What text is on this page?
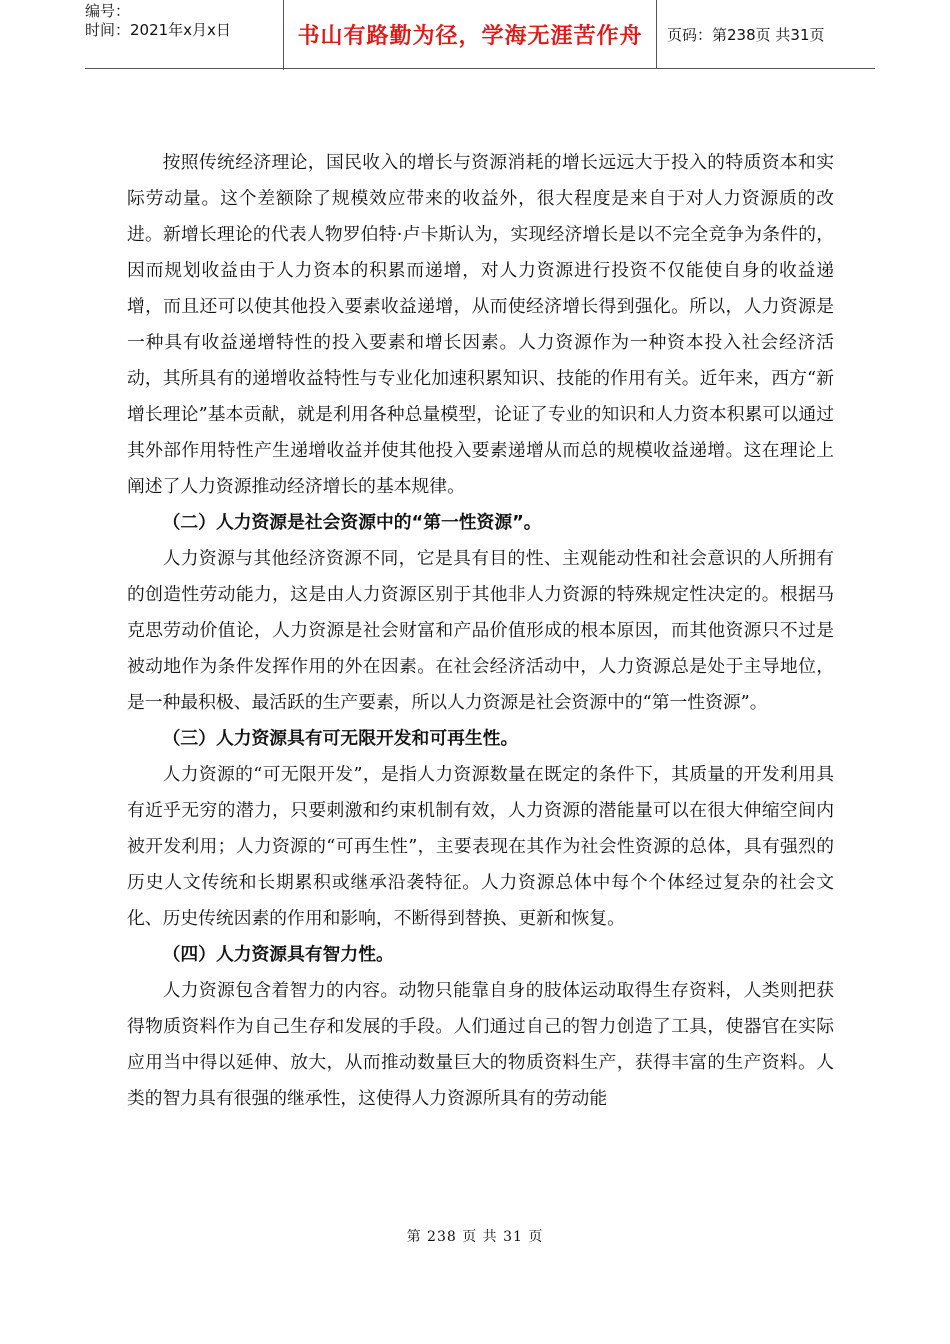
编号：
时间：2021年x月x日	书山有路勤为径，学海无涯苦作舟	页码：第238页 共31页

按照传统经济理论，国民收入的增长与资源消耗的增长远远大于投入的特质资本和实际劳动量。这个差额除了规模效应带来的收益外，很大程度是来自于对人力资源质的改进。新增长理论的代表人物罗伯特·卢卡斯认为，实现经济增长是以不完全竞争为条件的，因而规划收益由于人力资本的积累而递增，对人力资源进行投资不仅能使自身的收益递增，而且还可以使其他投入要素收益递增，从而使经济增长得到强化。所以，人力资源是一种具有收益递增特性的投入要素和增长因素。人力资源作为一种资本投入社会经济活动，其所具有的递增收益特性与专业化加速积累知识、技能的作用有关。近年来，西方“新增长理论”基本贡献，就是利用各种总量模型，论证了专业的知识和人力资本积累可以通过其外部作用特性产生递增收益并使其他投入要素递增从而总的规模收益递增。这在理论上阐述了人力资源推动经济增长的基本规律。

（二）人力资源是社会资源中的“第一性资源”。

人力资源与其他经济资源不同，它是具有目的性、主观能动性和社会意识的人所拥有的创造性劳动能力，这是由人力资源区别于其他非人力资源的特殊规定性决定的。根据马克思劳动价值论，人力资源是社会财富和产品价值形成的根本原因，而其他资源只不过是被动地作为条件发挥作用的外在因素。在社会经济活动中，人力资源总是处于主导地位，是一种最积极、最活跃的生产要素，所以人力资源是社会资源中的“第一性资源”。

（三）人力资源具有可无限开发和可再生性。

人力资源的“可无限开发”，是指人力资源数量在既定的条件下，其质量的开发利用具有近乎无穷的潜力，只要刺激和约束机制有效，人力资源的潜能量可以在很大伸缩空间内被开发利用；人力资源的“可再生性”，主要表现在其作为社会性资源的总体，具有强烈的历史人文传统和长期累积或继承沿袭特征。人力资源总体中每个个体经过复杂的社会文化、历史传统因素的作用和影响，不断得到替换、更新和恢复。

（四）人力资源具有智力性。

人力资源包含着智力的内容。动物只能靠自身的肢体运动取得生存资料，人类则把获得物质资料作为自己生存和发展的手段。人们通过自己的智力创造了工具，使器官在实际应用当中得以延伸、放大，从而推动数量巨大的物质资料生产，获得丰富的生产资料。人类的智力具有很强的继承性，这使得人力资源所具有的劳动能

第 238 页 共 31 页
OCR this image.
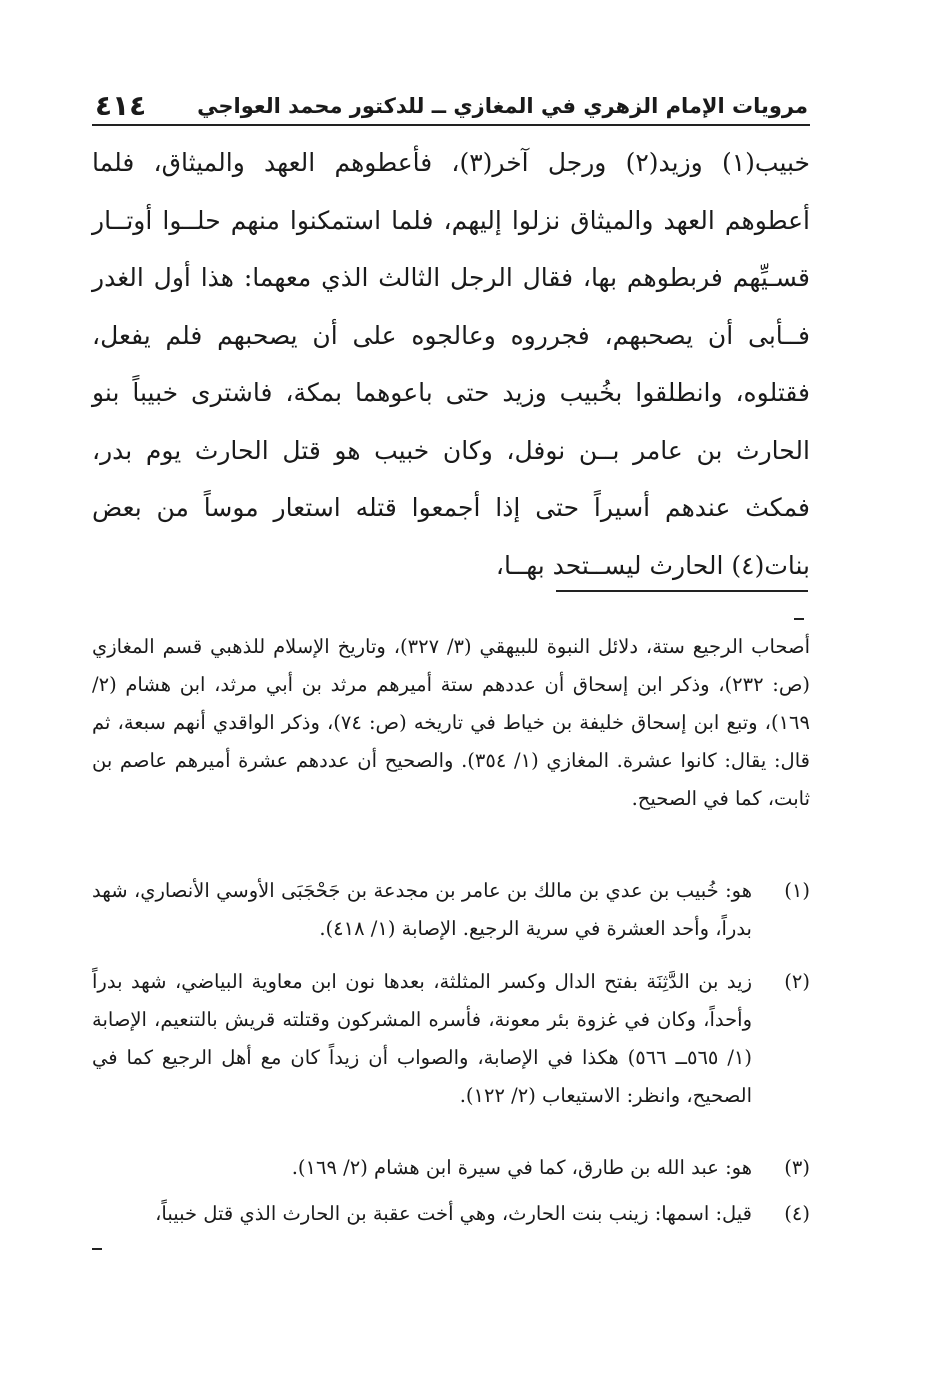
مرويات الإمام الزهري في المغازي ــ للدكتور محمد العواجي
٤١٤

خبيب(١) وزيد(٢) ورجل آخر(٣)، فأعطوهم العهد والميثاق، فلما أعطوهم العهد والميثاق نزلوا إليهم، فلما استمكنوا منهم حلــوا أوتــار قسـيِّهم فربطوهم بها، فقال الرجل الثالث الذي معهما: هذا أول الغدر فــأبى أن يصحبهم، فجرروه وعالجوه على أن يصحبهم فلم يفعل، فقتلوه، وانطلقوا بخُبيب وزيد حتى باعوهما بمكة، فاشترى خبيباً بنو الحارث بن عامر بــن نوفل، وكان خبيب هو قتل الحارث يوم بدر، فمكث عندهم أسيراً حتى إذا أجمعوا قتله استعار موساً من بعض بنات(٤) الحارث ليســتحد بهــا،

أصحاب الرجيع ستة، دلائل النبوة للبيهقي (٣/ ٣٢٧)، وتاريخ الإسلام للذهبي قسم المغازي (ص: ٢٣٢)، وذكر ابن إسحاق أن عددهم ستة أميرهم مرثد بن أبي مرثد، ابن هشام (٢/ ١٦٩)، وتبع ابن إسحاق خليفة بن خياط في تاريخه (ص: ٧٤)، وذكر الواقدي أنهم سبعة، ثم قال: يقال: كانوا عشرة. المغازي (١/ ٣٥٤). والصحيح أن عددهم عشرة أميرهم عاصم بن ثابت، كما في الصحيح.

(١)
هو: خُبيب بن عدي بن مالك بن عامر بن مجدعة بن جَحْجَبَى الأوسي الأنصاري، شهد بدراً، وأحد العشرة في سرية الرجيع. الإصابة (١/ ٤١٨).
(٢)
زيد بن الدَّثِنَة بفتح الدال وكسر المثلثة، بعدها نون ابن معاوية البياضي، شهد بدراً وأحداً، وكان في غزوة بئر معونة، فأسره المشركون وقتلته قريش بالتنعيم، الإصابة (١/ ٥٦٥ــ ٥٦٦) هكذا في الإصابة، والصواب أن زيداً كان مع أهل الرجيع كما في الصحيح، وانظر: الاستيعاب (٢/ ١٢٢).
(٣)
هو: عبد الله بن طارق، كما في سيرة ابن هشام (٢/ ١٦٩).
(٤)
قيل: اسمها: زينب بنت الحارث، وهي أخت عقبة بن الحارث الذي قتل خبيباً،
******************************
> **WHAT TO DO**: Return each line exactly as written. Any picture gets left out.

> **RESULT**:
What text is on this page?
编号：
时间：2021年x月x日	书山有路勤为径，学海无涯苦作舟	页码：第238页 共31页

按照传统经济理论，国民收入的增长与资源消耗的增长远远大于投入的特质资本和实际劳动量。这个差额除了规模效应带来的收益外，很大程度是来自于对人力资源质的改进。新增长理论的代表人物罗伯特·卢卡斯认为，实现经济增长是以不完全竞争为条件的，因而规划收益由于人力资本的积累而递增，对人力资源进行投资不仅能使自身的收益递增，而且还可以使其他投入要素收益递增，从而使经济增长得到强化。所以，人力资源是一种具有收益递增特性的投入要素和增长因素。人力资源作为一种资本投入社会经济活动，其所具有的递增收益特性与专业化加速积累知识、技能的作用有关。近年来，西方“新增长理论”基本贡献，就是利用各种总量模型，论证了专业的知识和人力资本积累可以通过其外部作用特性产生递增收益并使其他投入要素递增从而总的规模收益递增。这在理论上阐述了人力资源推动经济增长的基本规律。

（二）人力资源是社会资源中的“第一性资源”。

人力资源与其他经济资源不同，它是具有目的性、主观能动性和社会意识的人所拥有的创造性劳动能力，这是由人力资源区别于其他非人力资源的特殊规定性决定的。根据马克思劳动价值论，人力资源是社会财富和产品价值形成的根本原因，而其他资源只不过是被动地作为条件发挥作用的外在因素。在社会经济活动中，人力资源总是处于主导地位，是一种最积极、最活跃的生产要素，所以人力资源是社会资源中的“第一性资源”。

（三）人力资源具有可无限开发和可再生性。

人力资源的“可无限开发”，是指人力资源数量在既定的条件下，其质量的开发利用具有近乎无穷的潜力，只要刺激和约束机制有效，人力资源的潜能量可以在很大伸缩空间内被开发利用；人力资源的“可再生性”，主要表现在其作为社会性资源的总体，具有强烈的历史人文传统和长期累积或继承沿袭特征。人力资源总体中每个个体经过复杂的社会文化、历史传统因素的作用和影响，不断得到替换、更新和恢复。

（四）人力资源具有智力性。

人力资源包含着智力的内容。动物只能靠自身的肢体运动取得生存资料，人类则把获得物质资料作为自己生存和发展的手段。人们通过自己的智力创造了工具，使器官在实际应用当中得以延伸、放大，从而推动数量巨大的物质资料生产，获得丰富的生产资料。人类的智力具有很强的继承性，这使得人力资源所具有的劳动能

第 238 页 共 31 页
OCR this image.
مرويات الإمام الزهري في المغازي ــ للدكتور محمد العواجي
٤١٤

خبيب(١) وزيد(٢) ورجل آخر(٣)، فأعطوهم العهد والميثاق، فلما أعطوهم العهد والميثاق نزلوا إليهم، فلما استمكنوا منهم حلــوا أوتــار قسـيِّهم فربطوهم بها، فقال الرجل الثالث الذي معهما: هذا أول الغدر فــأبى أن يصحبهم، فجرروه وعالجوه على أن يصحبهم فلم يفعل، فقتلوه، وانطلقوا بخُبيب وزيد حتى باعوهما بمكة، فاشترى خبيباً بنو الحارث بن عامر بــن نوفل، وكان خبيب هو قتل الحارث يوم بدر، فمكث عندهم أسيراً حتى إذا أجمعوا قتله استعار موساً من بعض بنات(٤) الحارث ليســتحد بهــا،

أصحاب الرجيع ستة، دلائل النبوة للبيهقي (٣/ ٣٢٧)، وتاريخ الإسلام للذهبي قسم المغازي (ص: ٢٣٢)، وذكر ابن إسحاق أن عددهم ستة أميرهم مرثد بن أبي مرثد، ابن هشام (٢/ ١٦٩)، وتبع ابن إسحاق خليفة بن خياط في تاريخه (ص: ٧٤)، وذكر الواقدي أنهم سبعة، ثم قال: يقال: كانوا عشرة. المغازي (١/ ٣٥٤). والصحيح أن عددهم عشرة أميرهم عاصم بن ثابت، كما في الصحيح.

(١)
هو: خُبيب بن عدي بن مالك بن عامر بن مجدعة بن جَحْجَبَى الأوسي الأنصاري، شهد بدراً، وأحد العشرة في سرية الرجيع. الإصابة (١/ ٤١٨).
(٢)
زيد بن الدَّثِنَة بفتح الدال وكسر المثلثة، بعدها نون ابن معاوية البياضي، شهد بدراً وأحداً، وكان في غزوة بئر معونة، فأسره المشركون وقتلته قريش بالتنعيم، الإصابة (١/ ٥٦٥ــ ٥٦٦) هكذا في الإصابة، والصواب أن زيداً كان مع أهل الرجيع كما في الصحيح، وانظر: الاستيعاب (٢/ ١٢٢).
(٣)
هو: عبد الله بن طارق، كما في سيرة ابن هشام (٢/ ١٦٩).
(٤)
قيل: اسمها: زينب بنت الحارث، وهي أخت عقبة بن الحارث الذي قتل خبيباً،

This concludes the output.